- **Requirements**
Note how many lines include the word "search", and give that number by itself.

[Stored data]

-- Start --

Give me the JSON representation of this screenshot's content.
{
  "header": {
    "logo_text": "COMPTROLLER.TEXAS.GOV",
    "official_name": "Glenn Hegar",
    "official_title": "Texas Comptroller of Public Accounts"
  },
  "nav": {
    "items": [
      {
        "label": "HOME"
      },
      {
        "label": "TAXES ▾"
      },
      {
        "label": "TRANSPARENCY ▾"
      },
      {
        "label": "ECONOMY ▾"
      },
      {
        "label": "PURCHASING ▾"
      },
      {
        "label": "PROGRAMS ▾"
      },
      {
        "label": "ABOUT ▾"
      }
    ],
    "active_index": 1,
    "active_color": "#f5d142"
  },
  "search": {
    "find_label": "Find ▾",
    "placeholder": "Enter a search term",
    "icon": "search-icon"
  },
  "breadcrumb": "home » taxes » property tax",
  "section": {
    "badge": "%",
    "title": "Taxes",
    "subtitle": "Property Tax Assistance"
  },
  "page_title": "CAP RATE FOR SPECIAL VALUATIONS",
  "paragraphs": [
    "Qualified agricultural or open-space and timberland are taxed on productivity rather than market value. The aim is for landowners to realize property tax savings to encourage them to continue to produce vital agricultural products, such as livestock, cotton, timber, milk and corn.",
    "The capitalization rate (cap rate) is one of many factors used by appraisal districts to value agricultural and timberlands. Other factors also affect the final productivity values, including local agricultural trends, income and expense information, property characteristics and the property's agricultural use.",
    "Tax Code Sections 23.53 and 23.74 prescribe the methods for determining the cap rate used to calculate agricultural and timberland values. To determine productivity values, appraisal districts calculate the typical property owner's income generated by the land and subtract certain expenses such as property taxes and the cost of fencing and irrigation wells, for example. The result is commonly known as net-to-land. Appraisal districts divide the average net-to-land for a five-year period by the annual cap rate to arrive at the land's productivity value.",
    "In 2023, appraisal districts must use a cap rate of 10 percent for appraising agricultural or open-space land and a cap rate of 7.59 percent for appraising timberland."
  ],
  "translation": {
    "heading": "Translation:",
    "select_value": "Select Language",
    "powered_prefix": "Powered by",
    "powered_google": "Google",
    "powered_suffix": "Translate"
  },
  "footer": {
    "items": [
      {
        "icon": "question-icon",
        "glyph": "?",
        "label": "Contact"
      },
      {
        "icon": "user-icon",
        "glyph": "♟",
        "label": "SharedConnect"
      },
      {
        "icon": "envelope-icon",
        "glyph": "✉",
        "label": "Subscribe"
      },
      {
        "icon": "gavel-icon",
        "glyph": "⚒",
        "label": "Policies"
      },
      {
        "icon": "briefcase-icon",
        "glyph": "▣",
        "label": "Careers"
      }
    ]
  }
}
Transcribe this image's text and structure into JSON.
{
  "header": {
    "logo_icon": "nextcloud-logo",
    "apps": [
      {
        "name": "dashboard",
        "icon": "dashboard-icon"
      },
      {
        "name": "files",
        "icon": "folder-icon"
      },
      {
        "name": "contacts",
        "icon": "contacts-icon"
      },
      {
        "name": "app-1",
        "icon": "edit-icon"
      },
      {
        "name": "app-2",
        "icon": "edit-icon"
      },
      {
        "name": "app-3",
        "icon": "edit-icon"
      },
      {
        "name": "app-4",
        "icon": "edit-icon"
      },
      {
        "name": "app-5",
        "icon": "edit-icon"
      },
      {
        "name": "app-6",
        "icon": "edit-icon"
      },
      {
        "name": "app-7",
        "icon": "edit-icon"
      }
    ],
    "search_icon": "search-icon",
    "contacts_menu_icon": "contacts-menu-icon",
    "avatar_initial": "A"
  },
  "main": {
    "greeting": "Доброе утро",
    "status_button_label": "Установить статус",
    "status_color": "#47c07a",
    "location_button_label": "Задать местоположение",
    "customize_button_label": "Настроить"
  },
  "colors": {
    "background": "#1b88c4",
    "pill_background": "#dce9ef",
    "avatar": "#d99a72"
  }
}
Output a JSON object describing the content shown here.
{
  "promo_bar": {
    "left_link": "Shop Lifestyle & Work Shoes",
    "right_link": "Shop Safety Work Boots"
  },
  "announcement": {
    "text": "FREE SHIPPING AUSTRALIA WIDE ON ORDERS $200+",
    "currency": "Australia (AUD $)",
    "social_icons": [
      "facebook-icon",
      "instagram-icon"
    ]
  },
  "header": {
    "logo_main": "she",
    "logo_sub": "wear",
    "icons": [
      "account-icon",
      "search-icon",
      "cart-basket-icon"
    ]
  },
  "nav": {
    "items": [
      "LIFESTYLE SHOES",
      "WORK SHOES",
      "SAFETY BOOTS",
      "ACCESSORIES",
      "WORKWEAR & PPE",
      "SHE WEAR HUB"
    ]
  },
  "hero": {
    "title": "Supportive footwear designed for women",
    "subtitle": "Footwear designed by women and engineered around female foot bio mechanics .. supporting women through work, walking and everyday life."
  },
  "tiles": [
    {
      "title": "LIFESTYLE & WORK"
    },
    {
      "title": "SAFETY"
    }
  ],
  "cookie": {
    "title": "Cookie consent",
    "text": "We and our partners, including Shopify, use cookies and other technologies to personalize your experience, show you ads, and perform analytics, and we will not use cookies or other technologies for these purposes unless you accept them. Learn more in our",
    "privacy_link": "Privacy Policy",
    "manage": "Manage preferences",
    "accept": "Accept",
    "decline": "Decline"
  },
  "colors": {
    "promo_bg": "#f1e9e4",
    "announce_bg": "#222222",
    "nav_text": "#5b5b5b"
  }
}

-- End --

- **Full answer**
5